start Supplied information

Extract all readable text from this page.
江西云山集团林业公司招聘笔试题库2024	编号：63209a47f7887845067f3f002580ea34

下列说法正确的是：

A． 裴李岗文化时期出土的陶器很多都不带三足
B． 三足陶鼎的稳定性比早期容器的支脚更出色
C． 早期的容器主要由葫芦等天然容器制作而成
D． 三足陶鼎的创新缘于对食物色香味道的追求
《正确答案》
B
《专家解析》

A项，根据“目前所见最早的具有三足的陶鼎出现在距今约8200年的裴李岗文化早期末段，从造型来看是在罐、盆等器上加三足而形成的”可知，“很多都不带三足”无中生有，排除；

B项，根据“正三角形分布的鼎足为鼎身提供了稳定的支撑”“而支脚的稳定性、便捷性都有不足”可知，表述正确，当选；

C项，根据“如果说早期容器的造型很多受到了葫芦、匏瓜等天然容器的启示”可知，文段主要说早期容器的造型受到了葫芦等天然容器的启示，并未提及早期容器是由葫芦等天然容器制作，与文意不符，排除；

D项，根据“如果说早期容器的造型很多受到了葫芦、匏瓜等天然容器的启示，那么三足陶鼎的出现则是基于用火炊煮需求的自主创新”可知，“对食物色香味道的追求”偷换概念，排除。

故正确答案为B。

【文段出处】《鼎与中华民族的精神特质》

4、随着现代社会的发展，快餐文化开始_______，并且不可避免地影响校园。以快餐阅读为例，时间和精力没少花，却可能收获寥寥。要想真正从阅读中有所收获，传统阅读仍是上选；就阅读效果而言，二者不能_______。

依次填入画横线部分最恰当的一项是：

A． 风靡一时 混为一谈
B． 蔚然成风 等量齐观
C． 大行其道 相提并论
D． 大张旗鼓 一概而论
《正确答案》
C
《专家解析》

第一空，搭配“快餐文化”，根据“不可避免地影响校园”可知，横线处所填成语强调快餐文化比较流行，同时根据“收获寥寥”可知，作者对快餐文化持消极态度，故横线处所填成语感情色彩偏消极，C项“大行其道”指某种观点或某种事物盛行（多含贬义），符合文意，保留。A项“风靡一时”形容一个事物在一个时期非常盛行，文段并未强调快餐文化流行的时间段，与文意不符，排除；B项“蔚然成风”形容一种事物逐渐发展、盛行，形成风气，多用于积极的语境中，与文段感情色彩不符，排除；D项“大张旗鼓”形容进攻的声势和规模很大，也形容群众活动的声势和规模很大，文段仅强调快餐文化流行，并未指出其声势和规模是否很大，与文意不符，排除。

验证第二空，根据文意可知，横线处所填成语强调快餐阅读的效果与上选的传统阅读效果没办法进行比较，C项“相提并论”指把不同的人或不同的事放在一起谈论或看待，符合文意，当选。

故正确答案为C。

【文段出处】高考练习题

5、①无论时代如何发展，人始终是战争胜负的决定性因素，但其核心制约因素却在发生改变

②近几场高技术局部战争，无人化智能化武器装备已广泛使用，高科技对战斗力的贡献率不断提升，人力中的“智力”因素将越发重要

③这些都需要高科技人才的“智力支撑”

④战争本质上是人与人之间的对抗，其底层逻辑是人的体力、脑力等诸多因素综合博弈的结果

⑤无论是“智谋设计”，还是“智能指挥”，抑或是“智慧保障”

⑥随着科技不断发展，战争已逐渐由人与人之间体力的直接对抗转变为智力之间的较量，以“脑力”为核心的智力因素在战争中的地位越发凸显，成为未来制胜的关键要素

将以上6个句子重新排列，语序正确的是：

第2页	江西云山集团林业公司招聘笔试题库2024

end Supplied information

## Stated task
Give only the count of lines in this material that contain the string "相提并论".

## Solution for this exercise
2